### Records shown

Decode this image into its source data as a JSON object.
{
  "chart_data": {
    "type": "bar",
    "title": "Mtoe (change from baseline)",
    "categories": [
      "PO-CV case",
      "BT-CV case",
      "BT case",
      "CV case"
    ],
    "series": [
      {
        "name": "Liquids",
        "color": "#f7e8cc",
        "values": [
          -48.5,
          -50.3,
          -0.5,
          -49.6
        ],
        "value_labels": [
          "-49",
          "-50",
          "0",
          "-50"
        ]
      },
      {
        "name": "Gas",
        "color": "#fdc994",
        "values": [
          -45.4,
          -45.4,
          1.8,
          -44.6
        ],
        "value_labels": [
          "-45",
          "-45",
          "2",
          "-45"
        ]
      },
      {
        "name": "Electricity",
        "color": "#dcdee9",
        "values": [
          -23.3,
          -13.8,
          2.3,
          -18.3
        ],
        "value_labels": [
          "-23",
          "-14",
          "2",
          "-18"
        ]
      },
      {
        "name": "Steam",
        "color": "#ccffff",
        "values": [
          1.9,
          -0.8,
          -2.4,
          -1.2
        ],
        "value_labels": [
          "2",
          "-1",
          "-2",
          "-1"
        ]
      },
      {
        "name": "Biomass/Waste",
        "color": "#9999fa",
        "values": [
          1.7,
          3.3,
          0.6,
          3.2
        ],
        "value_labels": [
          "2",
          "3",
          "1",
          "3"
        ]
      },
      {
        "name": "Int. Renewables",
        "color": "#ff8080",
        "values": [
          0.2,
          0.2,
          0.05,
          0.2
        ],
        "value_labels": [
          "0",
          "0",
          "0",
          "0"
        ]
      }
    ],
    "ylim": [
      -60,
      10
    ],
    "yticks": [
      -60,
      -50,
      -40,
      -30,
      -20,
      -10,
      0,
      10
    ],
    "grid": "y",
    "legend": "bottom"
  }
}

######

◆ Task goal
Retype the entries exactly, including every line.

◆ In response
Decode this image into its source data as a JSON object.
{
  "chart_data": {
    "type": "bar",
    "title": "Mtoe (change from baseline)",
    "categories": [
      "PO-CV case",
      "BT-CV case",
      "BT case",
      "CV case"
    ],
    "series": [
      {
        "name": "Liquids",
        "color": "#f7e8cc",
        "values": [
          -48.5,
          -50.3,
          -0.5,
          -49.6
        ],
        "value_labels": [
          "-49",
          "-50",
          "0",
          "-50"
        ]
      },
      {
        "name": "Gas",
        "color": "#fdc994",
        "values": [
          -45.4,
          -45.4,
          1.8,
          -44.6
        ],
        "value_labels": [
          "-45",
          "-45",
          "2",
          "-45"
        ]
      },
      {
        "name": "Electricity",
        "color": "#dcdee9",
        "values": [
          -23.3,
          -13.8,
          2.3,
          -18.3
        ],
        "value_labels": [
          "-23",
          "-14",
          "2",
          "-18"
        ]
      },
      {
        "name": "Steam",
        "color": "#ccffff",
        "values": [
          1.9,
          -0.8,
          -2.4,
          -1.2
        ],
        "value_labels": [
          "2",
          "-1",
          "-2",
          "-1"
        ]
      },
      {
        "name": "Biomass/Waste",
        "color": "#9999fa",
        "values": [
          1.7,
          3.3,
          0.6,
          3.2
        ],
        "value_labels": [
          "2",
          "3",
          "1",
          "3"
        ]
      },
      {
        "name": "Int. Renewables",
        "color": "#ff8080",
        "values": [
          0.2,
          0.2,
          0.05,
          0.2
        ],
        "value_labels": [
          "0",
          "0",
          "0",
          "0"
        ]
      }
    ],
    "ylim": [
      -60,
      10
    ],
    "yticks": [
      -60,
      -50,
      -40,
      -30,
      -20,
      -10,
      0,
      10
    ],
    "grid": "y",
    "legend": "bottom"
  }
}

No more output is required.